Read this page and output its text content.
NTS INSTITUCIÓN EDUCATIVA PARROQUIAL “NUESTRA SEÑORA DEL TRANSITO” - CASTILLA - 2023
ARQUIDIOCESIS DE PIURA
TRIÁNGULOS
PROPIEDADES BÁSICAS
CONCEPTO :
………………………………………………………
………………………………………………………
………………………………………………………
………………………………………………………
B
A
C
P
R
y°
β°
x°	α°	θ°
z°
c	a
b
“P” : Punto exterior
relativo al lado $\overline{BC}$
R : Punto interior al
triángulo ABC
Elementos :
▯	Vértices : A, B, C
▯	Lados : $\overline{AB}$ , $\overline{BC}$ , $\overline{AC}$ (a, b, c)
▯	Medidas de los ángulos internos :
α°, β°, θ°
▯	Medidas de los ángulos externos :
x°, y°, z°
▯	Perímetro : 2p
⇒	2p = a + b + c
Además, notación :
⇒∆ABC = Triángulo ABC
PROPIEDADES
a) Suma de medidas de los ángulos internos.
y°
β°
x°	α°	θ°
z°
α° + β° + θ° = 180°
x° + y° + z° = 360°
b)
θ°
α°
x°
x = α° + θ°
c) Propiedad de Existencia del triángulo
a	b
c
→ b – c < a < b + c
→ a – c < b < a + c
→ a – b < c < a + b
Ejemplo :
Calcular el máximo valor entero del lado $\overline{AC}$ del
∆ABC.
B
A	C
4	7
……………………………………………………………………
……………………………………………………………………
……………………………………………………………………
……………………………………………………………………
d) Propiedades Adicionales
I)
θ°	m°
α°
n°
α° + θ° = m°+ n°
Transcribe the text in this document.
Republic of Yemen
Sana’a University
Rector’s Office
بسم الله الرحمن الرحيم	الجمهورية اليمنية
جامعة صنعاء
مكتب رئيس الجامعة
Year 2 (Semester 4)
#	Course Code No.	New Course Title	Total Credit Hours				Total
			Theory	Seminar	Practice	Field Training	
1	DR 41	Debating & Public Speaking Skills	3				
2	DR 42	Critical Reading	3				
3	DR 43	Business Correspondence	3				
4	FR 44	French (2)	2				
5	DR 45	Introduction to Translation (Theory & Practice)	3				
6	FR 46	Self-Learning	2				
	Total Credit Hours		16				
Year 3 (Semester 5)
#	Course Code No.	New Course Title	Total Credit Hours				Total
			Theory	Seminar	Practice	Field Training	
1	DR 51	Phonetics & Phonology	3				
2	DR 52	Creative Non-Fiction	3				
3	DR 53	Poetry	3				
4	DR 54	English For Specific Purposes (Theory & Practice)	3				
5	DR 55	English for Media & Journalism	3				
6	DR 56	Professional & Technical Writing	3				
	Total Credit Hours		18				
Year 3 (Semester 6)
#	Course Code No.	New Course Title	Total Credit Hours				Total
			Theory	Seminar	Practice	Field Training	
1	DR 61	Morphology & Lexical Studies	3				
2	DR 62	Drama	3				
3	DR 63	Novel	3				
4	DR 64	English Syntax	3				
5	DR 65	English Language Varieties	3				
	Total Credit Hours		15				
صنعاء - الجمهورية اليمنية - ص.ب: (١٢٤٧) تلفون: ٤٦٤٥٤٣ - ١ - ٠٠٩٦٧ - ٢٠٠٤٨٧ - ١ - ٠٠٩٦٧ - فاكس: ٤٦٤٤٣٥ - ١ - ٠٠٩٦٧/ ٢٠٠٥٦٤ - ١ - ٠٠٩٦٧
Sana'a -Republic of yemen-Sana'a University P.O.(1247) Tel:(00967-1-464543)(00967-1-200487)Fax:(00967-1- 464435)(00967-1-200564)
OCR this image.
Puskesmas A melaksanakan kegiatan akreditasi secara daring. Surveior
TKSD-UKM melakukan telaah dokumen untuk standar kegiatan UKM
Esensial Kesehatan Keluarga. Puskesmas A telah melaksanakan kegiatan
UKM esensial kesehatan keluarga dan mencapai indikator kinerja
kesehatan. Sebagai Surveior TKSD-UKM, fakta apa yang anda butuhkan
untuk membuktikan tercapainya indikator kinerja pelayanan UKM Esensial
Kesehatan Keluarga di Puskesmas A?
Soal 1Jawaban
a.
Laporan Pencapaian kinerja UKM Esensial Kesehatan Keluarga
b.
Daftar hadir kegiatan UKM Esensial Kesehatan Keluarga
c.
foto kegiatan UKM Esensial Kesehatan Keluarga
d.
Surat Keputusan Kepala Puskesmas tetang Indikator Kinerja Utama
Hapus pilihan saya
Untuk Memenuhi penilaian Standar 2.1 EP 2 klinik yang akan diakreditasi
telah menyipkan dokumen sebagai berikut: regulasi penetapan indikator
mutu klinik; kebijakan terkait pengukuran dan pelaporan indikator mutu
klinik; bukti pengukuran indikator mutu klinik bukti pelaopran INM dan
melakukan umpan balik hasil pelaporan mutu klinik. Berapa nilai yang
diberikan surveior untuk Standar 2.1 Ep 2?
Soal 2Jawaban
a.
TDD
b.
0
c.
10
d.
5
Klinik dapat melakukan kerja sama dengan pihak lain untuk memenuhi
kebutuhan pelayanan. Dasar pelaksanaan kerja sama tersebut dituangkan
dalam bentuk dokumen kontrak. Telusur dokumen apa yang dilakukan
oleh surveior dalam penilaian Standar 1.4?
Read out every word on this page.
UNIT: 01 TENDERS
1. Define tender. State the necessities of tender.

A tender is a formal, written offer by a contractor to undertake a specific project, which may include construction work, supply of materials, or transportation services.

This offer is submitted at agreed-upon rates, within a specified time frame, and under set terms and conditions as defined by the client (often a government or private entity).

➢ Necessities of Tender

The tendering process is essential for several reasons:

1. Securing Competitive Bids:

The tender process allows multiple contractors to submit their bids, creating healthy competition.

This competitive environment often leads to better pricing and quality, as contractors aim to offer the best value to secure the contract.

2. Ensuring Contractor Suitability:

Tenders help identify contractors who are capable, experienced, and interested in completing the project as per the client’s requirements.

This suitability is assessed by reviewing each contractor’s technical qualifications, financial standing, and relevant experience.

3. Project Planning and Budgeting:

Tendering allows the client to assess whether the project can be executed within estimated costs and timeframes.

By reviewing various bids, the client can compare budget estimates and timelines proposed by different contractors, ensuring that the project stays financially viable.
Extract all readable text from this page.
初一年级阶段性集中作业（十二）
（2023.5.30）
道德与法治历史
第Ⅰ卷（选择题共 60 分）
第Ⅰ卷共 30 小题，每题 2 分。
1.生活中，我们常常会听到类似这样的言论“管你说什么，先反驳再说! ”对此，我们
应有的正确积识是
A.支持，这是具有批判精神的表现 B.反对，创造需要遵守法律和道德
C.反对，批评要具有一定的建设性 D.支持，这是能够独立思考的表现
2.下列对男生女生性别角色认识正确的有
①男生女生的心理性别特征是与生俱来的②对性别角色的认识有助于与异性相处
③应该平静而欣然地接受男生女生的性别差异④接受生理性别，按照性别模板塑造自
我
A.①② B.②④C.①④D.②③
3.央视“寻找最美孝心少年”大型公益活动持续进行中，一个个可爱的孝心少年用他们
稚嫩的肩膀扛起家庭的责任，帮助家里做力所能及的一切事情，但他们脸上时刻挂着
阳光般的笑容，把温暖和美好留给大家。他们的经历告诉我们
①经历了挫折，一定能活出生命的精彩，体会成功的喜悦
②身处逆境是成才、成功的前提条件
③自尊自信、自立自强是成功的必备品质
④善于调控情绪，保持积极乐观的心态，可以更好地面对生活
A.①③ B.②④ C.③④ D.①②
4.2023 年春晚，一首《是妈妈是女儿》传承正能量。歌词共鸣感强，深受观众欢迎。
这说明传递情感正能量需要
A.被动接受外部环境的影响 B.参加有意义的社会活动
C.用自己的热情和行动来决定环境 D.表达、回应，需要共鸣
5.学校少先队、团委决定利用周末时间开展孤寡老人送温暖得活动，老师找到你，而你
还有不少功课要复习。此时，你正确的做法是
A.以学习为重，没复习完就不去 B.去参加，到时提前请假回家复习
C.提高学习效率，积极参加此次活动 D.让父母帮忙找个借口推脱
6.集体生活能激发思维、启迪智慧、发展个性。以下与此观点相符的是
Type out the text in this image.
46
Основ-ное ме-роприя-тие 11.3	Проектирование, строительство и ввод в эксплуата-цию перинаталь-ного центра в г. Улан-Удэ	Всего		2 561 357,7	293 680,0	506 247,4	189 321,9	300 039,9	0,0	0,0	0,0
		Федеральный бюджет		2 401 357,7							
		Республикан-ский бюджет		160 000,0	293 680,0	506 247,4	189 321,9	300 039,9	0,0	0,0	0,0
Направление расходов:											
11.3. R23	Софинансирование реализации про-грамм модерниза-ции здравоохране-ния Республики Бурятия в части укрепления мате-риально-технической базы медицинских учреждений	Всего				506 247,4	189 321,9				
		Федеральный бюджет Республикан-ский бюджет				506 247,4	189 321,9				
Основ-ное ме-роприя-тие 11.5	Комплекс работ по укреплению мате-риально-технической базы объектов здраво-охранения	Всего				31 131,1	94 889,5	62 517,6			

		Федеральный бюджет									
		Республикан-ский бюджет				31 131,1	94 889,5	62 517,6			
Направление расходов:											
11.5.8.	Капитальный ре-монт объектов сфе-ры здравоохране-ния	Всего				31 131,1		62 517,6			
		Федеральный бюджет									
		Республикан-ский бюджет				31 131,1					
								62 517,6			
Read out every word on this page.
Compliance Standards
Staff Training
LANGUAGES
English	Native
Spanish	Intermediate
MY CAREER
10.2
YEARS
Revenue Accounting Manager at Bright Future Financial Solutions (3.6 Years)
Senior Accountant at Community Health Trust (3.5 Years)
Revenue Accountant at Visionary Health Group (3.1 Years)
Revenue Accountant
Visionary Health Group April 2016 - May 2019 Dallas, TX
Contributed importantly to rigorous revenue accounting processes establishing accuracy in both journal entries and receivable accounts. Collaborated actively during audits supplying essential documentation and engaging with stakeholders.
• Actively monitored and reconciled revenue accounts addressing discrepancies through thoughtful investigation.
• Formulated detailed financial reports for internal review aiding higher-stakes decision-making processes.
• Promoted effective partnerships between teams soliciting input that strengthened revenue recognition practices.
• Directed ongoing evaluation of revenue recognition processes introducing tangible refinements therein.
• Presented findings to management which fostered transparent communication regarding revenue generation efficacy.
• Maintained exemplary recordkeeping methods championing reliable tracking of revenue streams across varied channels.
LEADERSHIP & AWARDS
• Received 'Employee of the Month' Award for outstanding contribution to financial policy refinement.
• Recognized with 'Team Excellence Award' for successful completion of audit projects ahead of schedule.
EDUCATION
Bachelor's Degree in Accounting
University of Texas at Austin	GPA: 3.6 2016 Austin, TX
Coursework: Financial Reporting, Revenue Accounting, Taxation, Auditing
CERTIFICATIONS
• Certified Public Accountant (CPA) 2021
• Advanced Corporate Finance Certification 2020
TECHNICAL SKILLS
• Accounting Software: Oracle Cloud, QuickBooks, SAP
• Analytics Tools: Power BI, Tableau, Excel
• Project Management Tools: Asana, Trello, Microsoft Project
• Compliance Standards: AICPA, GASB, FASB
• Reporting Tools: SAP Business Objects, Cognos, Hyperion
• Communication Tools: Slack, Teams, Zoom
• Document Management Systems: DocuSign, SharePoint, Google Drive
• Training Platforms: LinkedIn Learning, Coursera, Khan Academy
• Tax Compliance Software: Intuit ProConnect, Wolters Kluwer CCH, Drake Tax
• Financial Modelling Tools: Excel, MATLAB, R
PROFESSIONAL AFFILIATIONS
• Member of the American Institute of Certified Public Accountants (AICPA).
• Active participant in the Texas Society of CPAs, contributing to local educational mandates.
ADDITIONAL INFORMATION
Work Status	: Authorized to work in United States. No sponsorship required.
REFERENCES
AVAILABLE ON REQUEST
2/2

++++++++

▶ **DIRECTIONS**
Count the lines in the records above that hold the word "Semester", and give only that number.

▶ **TASK RESPONSE**
3